[Task objective]:
Copy out every line that contains the word "育児協力者が減ったことが原因だ".

** Begin Information shown **

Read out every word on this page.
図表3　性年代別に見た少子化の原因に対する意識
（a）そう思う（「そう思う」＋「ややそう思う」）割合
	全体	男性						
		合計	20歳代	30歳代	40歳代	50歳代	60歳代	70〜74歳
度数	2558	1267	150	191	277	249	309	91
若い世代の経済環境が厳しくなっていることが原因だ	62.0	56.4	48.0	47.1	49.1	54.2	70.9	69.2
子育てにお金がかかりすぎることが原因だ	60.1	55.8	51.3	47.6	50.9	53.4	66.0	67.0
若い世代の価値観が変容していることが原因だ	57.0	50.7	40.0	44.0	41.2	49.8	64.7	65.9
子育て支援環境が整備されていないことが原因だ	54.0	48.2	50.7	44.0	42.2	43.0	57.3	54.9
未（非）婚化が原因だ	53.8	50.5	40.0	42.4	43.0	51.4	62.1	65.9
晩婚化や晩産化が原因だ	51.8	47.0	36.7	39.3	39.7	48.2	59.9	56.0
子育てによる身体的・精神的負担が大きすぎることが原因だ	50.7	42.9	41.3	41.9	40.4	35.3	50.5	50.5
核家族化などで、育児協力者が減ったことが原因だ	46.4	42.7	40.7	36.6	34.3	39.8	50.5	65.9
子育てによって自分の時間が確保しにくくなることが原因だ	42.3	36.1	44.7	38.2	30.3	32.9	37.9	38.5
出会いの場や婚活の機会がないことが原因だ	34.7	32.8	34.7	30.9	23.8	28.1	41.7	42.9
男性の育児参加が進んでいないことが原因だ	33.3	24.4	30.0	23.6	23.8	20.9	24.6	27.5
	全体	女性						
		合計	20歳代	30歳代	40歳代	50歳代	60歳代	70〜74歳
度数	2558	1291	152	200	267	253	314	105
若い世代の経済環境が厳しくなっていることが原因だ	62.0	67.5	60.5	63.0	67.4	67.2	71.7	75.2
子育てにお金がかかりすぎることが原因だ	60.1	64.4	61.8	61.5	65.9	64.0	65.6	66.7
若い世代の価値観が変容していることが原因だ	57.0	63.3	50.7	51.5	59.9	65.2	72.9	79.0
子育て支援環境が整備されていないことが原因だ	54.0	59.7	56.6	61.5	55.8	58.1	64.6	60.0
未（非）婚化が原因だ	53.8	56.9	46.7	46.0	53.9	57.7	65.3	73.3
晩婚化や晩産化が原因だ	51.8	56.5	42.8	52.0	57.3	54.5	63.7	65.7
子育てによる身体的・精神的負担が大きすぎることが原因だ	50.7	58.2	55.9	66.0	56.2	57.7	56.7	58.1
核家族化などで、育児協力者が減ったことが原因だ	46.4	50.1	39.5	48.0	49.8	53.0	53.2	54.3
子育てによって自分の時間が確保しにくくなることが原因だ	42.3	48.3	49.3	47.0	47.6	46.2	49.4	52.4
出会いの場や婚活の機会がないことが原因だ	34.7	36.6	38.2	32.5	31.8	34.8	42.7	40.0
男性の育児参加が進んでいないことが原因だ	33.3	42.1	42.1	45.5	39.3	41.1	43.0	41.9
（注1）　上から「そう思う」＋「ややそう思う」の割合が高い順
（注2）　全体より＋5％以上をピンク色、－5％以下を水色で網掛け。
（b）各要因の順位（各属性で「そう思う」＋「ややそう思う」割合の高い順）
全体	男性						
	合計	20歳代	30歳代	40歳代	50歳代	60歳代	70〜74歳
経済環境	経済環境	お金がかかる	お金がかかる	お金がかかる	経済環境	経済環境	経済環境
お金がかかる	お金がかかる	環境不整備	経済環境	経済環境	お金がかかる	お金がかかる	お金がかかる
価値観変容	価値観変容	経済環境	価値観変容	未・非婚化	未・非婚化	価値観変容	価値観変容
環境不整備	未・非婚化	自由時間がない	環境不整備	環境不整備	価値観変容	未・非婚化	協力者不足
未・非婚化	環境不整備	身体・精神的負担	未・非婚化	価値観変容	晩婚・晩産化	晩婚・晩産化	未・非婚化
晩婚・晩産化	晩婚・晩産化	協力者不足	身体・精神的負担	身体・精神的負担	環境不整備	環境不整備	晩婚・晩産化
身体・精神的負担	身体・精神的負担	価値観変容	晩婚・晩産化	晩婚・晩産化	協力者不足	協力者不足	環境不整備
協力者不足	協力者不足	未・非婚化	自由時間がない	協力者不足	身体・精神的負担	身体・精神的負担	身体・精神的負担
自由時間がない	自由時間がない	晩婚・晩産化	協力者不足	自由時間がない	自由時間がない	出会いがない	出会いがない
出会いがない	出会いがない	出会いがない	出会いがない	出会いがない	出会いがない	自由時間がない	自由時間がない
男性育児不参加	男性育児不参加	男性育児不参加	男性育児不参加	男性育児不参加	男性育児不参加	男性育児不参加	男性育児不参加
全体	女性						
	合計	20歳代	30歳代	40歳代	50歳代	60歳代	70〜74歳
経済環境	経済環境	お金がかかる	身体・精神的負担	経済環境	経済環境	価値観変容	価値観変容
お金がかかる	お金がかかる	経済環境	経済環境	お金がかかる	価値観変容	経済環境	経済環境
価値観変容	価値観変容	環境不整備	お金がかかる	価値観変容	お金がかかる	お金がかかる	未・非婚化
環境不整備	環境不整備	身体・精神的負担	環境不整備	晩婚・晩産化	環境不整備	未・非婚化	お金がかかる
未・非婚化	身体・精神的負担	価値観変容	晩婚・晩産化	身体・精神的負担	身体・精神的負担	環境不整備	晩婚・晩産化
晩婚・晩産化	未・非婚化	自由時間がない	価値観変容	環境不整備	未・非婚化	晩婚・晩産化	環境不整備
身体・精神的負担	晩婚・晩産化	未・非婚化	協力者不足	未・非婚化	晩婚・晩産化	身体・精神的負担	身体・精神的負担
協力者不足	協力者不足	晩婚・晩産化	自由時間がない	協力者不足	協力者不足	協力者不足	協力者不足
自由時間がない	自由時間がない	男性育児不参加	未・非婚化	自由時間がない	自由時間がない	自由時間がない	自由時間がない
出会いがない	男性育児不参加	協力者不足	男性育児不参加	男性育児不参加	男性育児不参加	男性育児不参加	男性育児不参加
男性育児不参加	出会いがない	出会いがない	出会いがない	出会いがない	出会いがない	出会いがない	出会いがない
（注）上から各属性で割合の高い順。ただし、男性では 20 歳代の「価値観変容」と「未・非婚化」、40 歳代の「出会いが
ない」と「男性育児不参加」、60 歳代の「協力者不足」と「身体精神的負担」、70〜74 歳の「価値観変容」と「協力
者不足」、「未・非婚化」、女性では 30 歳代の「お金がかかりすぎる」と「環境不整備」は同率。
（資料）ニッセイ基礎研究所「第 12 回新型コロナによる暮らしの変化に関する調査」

** End Information shown **

[Result for this exercise]:
核家族化などで、育児協力者が減ったことが原因だ	46.4	42.7	40.7	36.6	34.3	39.8	50.5	65.9
核家族化などで、育児協力者が減ったことが原因だ	46.4	50.1	39.5	48.0	49.8	53.0	53.2	54.3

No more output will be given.